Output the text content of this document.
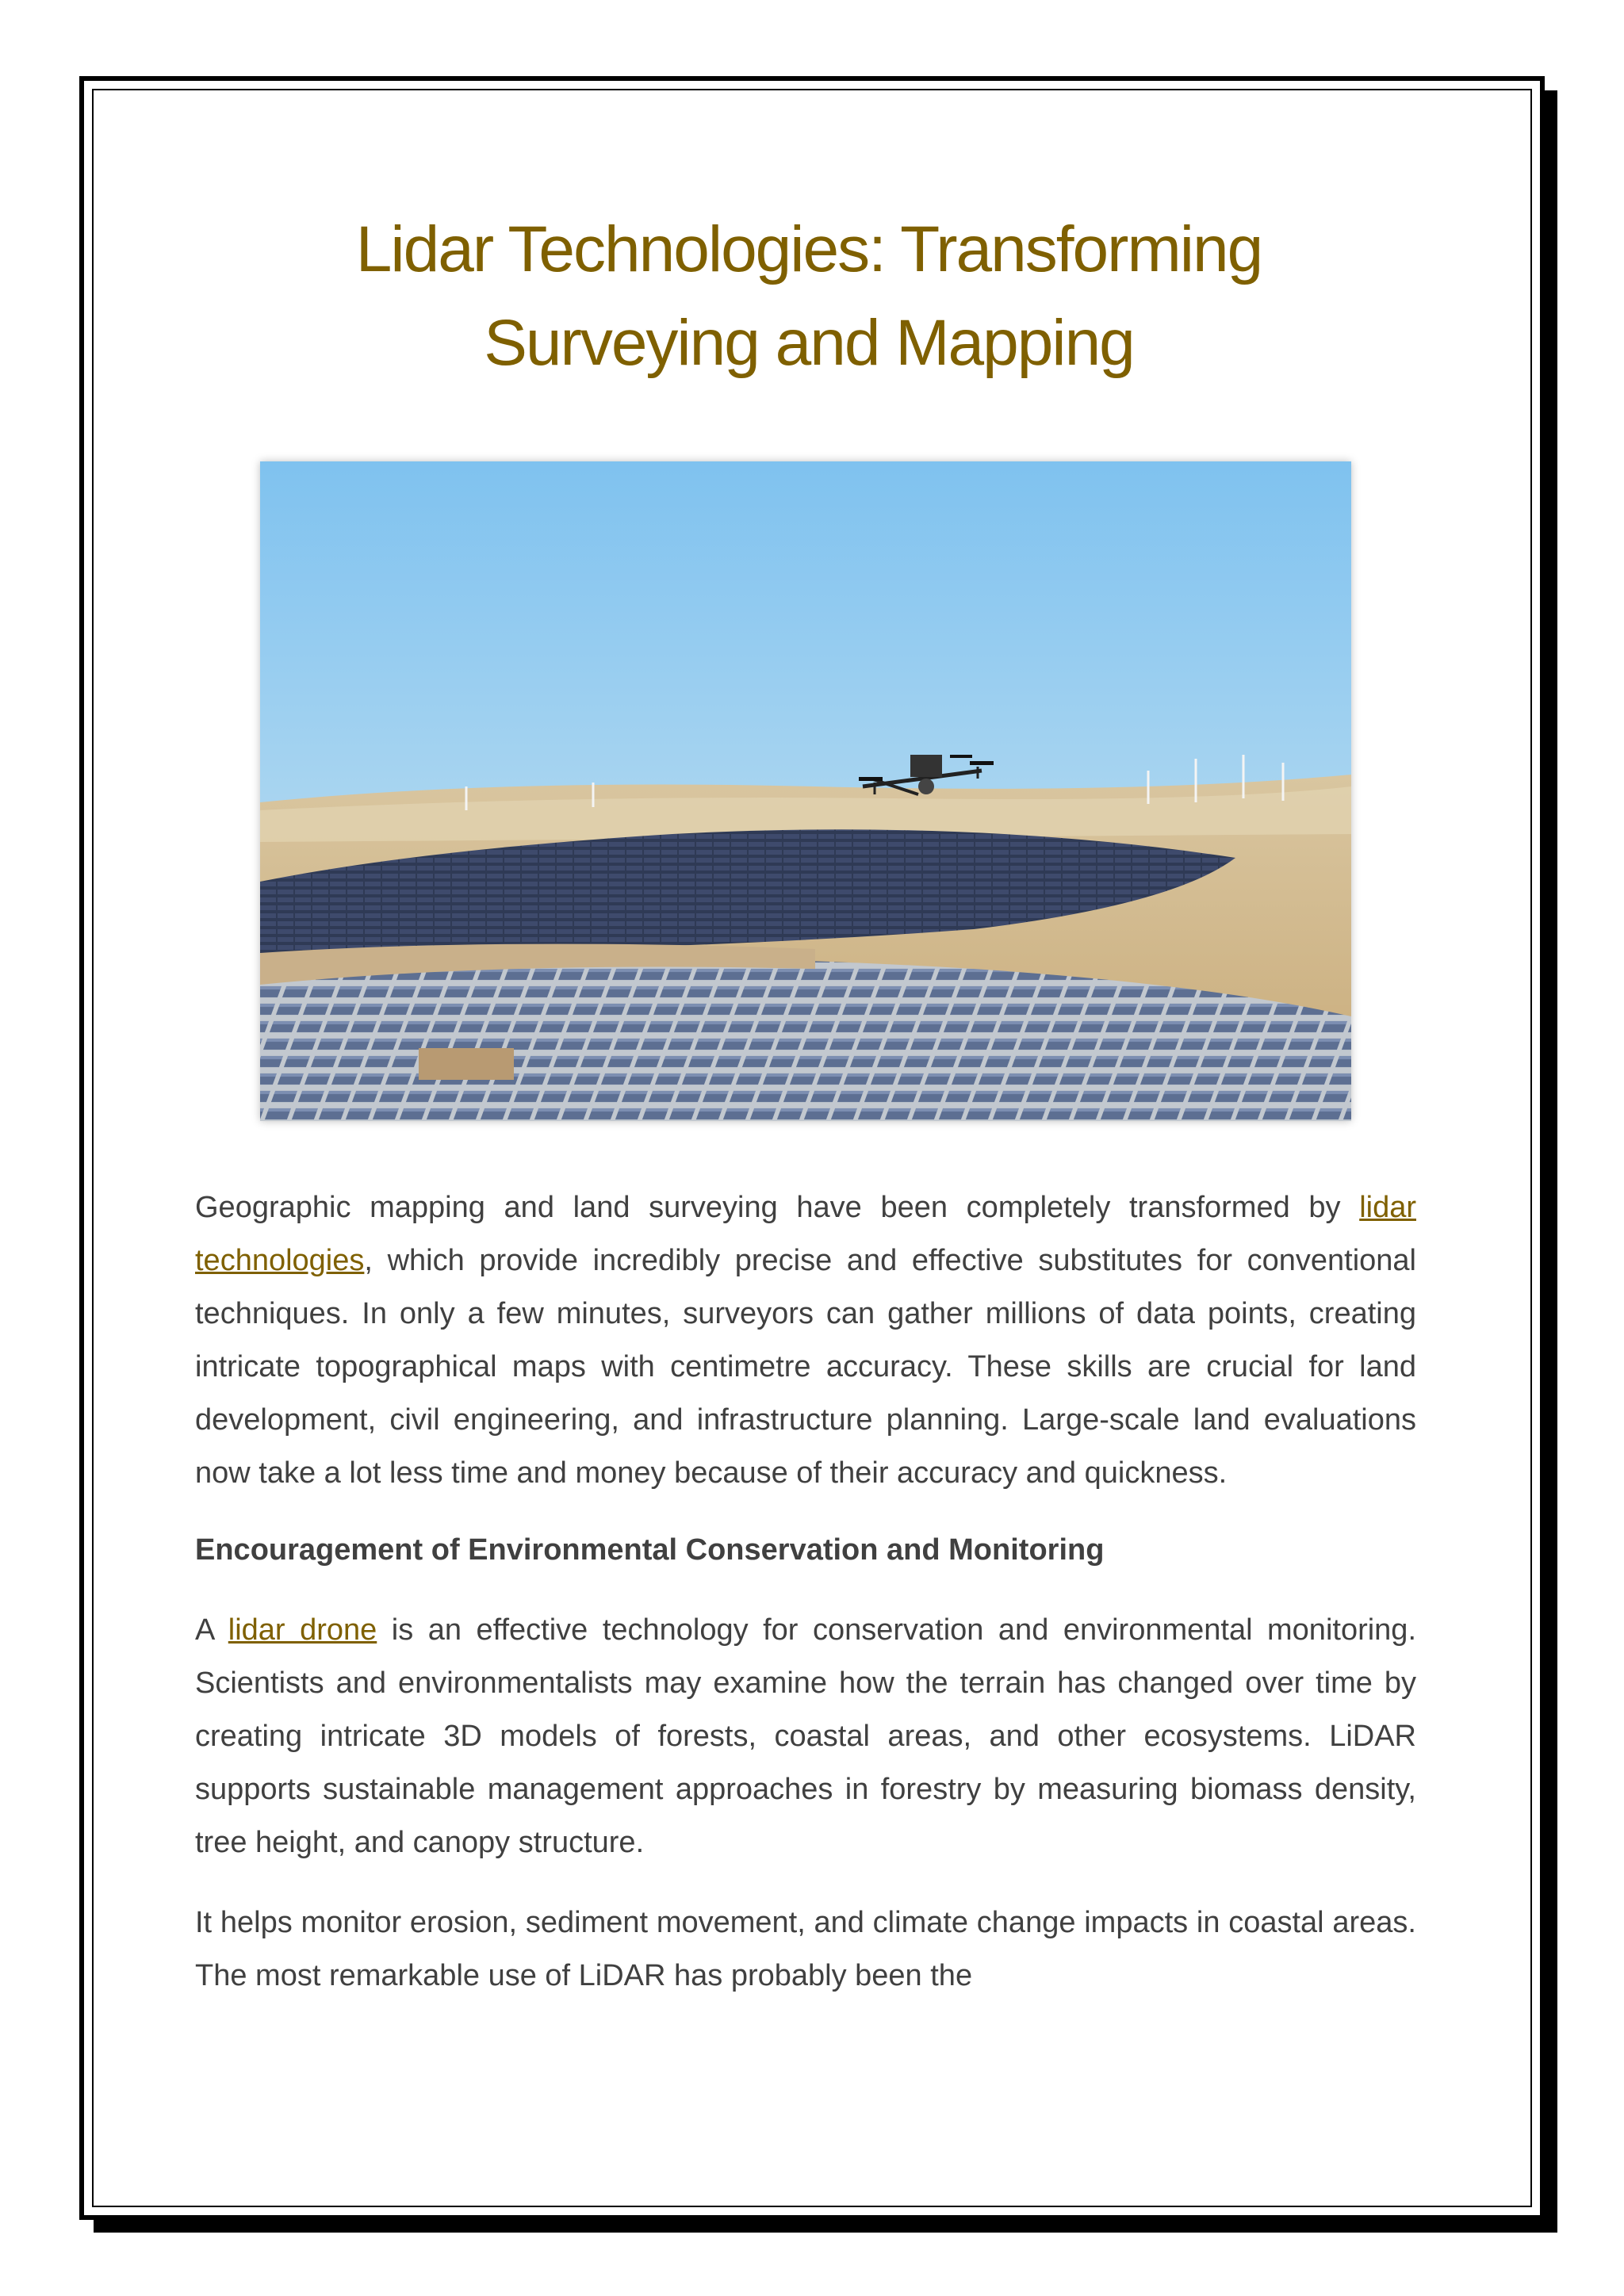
Lidar Technologies: Transforming
Surveying and Mapping

Geographic mapping and land surveying have been completely transformed by lidar technologies, which provide incredibly precise and effective substitutes for conventional techniques. In only a few minutes, surveyors can gather millions of data points, creating intricate topographical maps with centimetre accuracy. These skills are crucial for land development, civil engineering, and infrastructure planning. Large-scale land evaluations now take a lot less time and money because of their accuracy and quickness.

Encouragement of Environmental Conservation and Monitoring

A lidar drone is an effective technology for conservation and environmental monitoring. Scientists and environmentalists may examine how the terrain has changed over time by creating intricate 3D models of forests, coastal areas, and other ecosystems. LiDAR supports sustainable management approaches in forestry by measuring biomass density, tree height, and canopy structure.

It helps monitor erosion, sediment movement, and climate change impacts in coastal areas. The most remarkable use of LiDAR has probably been the
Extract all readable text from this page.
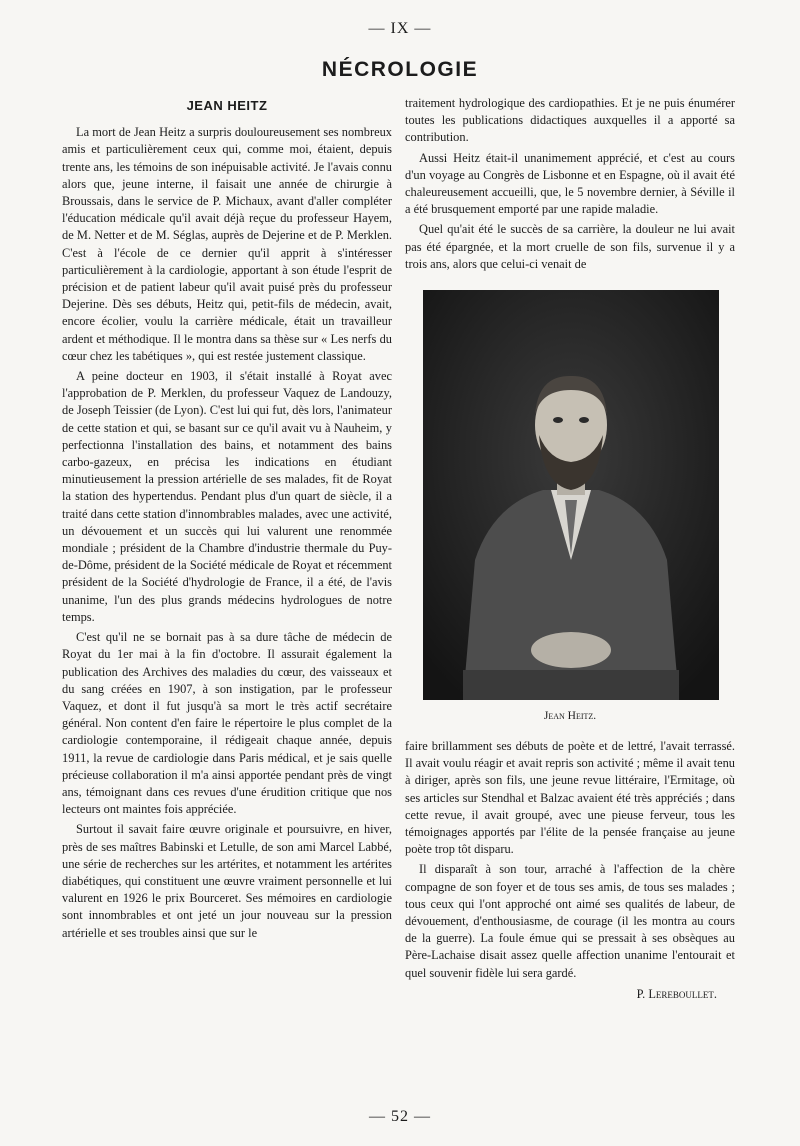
— IX —
NÉCROLOGIE
JEAN HEITZ

La mort de Jean Heitz a surpris douloureusement ses nombreux amis et particulièrement ceux qui, comme moi, étaient, depuis trente ans, les témoins de son inépuisable activité. Je l'avais connu alors que, jeune interne, il faisait une année de chirurgie à Broussais, dans le service de P. Michaux, avant d'aller compléter l'éducation médicale qu'il avait déjà reçue du professeur Hayem, de M. Netter et de M. Séglas, auprès de Dejerine et de P. Merklen. C'est à l'école de ce dernier qu'il apprit à s'intéresser particulièrement à la cardiologie, apportant à son étude l'esprit de précision et de patient labeur qu'il avait puisé près du professeur Dejerine. Dès ses débuts, Heitz qui, petit-fils de médecin, avait, encore écolier, voulu la carrière médicale, était un travailleur ardent et méthodique. Il le montra dans sa thèse sur « Les nerfs du cœur chez les tabétiques », qui est restée justement classique.

A peine docteur en 1903, il s'était installé à Royat avec l'approbation de P. Merklen, du professeur Vaquez de Landouzy, de Joseph Teissier (de Lyon). C'est lui qui fut, dès lors, l'animateur de cette station et qui, se basant sur ce qu'il avait vu à Nauheim, y perfectionna l'installation des bains, et notamment des bains carbo-gazeux, en précisa les indications en étudiant minutieusement la pression artérielle de ses malades, fit de Royat la station des hypertendus. Pendant plus d'un quart de siècle, il a traité dans cette station d'innombrables malades, avec une activité, un dévouement et un succès qui lui valurent une renommée mondiale ; président de la Chambre d'industrie thermale du Puy-de-Dôme, président de la Société médicale de Royat et récemment président de la Société d'hydrologie de France, il a été, de l'avis unanime, l'un des plus grands médecins hydrologues de notre temps.

C'est qu'il ne se bornait pas à sa dure tâche de médecin de Royat du 1er mai à la fin d'octobre. Il assurait également la publication des Archives des maladies du cœur, des vaisseaux et du sang créées en 1907, à son instigation, par le professeur Vaquez, et dont il fut jusqu'à sa mort le très actif secrétaire général. Non content d'en faire le répertoire le plus complet de la cardiologie contemporaine, il rédigeait chaque année, depuis 1911, la revue de cardiologie dans Paris médical, et je sais quelle précieuse collaboration il m'a ainsi apportée pendant près de vingt ans, témoignant dans ces revues d'une érudition critique que nos lecteurs ont maintes fois appréciée.

Surtout il savait faire œuvre originale et poursuivre, en hiver, près de ses maîtres Babinski et Letulle, de son ami Marcel Labbé, une série de recherches sur les artérites, et notamment les artérites diabétiques, qui constituent une œuvre vraiment personnelle et lui valurent en 1926 le prix Bourceret. Ses mémoires en cardiologie sont innombrables et ont jeté un jour nouveau sur la pression artérielle et ses troubles ainsi que sur le

traitement hydrologique des cardiopathies. Et je ne puis énumérer toutes les publications didactiques auxquelles il a apporté sa contribution.

Aussi Heitz était-il unanimement apprécié, et c'est au cours d'un voyage au Congrès de Lisbonne et en Espagne, où il avait été chaleureusement accueilli, que, le 5 novembre dernier, à Séville il a été brusquement emporté par une rapide maladie.

Quel qu'ait été le succès de sa carrière, la douleur ne lui avait pas été épargnée, et la mort cruelle de son fils, survenue il y a trois ans, alors que celui-ci venait de

Jean Heitz.

faire brillamment ses débuts de poète et de lettré, l'avait terrassé. Il avait voulu réagir et avait repris son activité ; même il avait tenu à diriger, après son fils, une jeune revue littéraire, l'Ermitage, où ses articles sur Stendhal et Balzac avaient été très appréciés ; dans cette revue, il avait groupé, avec une pieuse ferveur, tous les témoignages apportés par l'élite de la pensée française au jeune poète trop tôt disparu.

Il disparaît à son tour, arraché à l'affection de la chère compagne de son foyer et de tous ses amis, de tous ses malades ; tous ceux qui l'ont approché ont aimé ses qualités de labeur, de dévouement, d'enthousiasme, de courage (il les montra au cours de la guerre). La foule émue qui se pressait à ses obsèques au Père-Lachaise disait assez quelle affection unanime l'entourait et quel souvenir fidèle lui sera gardé.

P. Lereboullet.
— 52 —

+ + +

* Requirement *
Using the records above, copy each line that contains "jeune".

* Task solution *
La mort de Jean Heitz a surpris douloureusement ses nombreux amis et particulièrement ceux qui, comme moi, étaient, depuis trente ans, les témoins de son inépuisable activité. Je l'avais connu alors que, jeune interne, il faisait une année de chirurgie à Broussais, dans le service de P. Michaux, avant d'aller compléter l'éducation médicale qu'il avait déjà reçue du professeur Hayem, de M. Netter et de M. Séglas, auprès de Dejerine et de P. Merklen. C'est à l'école de ce dernier qu'il apprit à s'intéresser particulièrement à la cardiologie, apportant à son étude l'esprit de précision et de patient labeur qu'il avait puisé près du professeur Dejerine. Dès ses débuts, Heitz qui, petit-fils de médecin, avait, encore écolier, voulu la carrière médicale, était un travailleur ardent et méthodique. Il le montra dans sa thèse sur « Les nerfs du cœur chez les tabétiques », qui est restée justement classique.
faire brillamment ses débuts de poète et de lettré, l'avait terrassé. Il avait voulu réagir et avait repris son activité ; même il avait tenu à diriger, après son fils, une jeune revue littéraire, l'Ermitage, où ses articles sur Stendhal et Balzac avaient été très appréciés ; dans cette revue, il avait groupé, avec une pieuse ferveur, tous les témoignages apportés par l'élite de la pensée française au jeune poète trop tôt disparu.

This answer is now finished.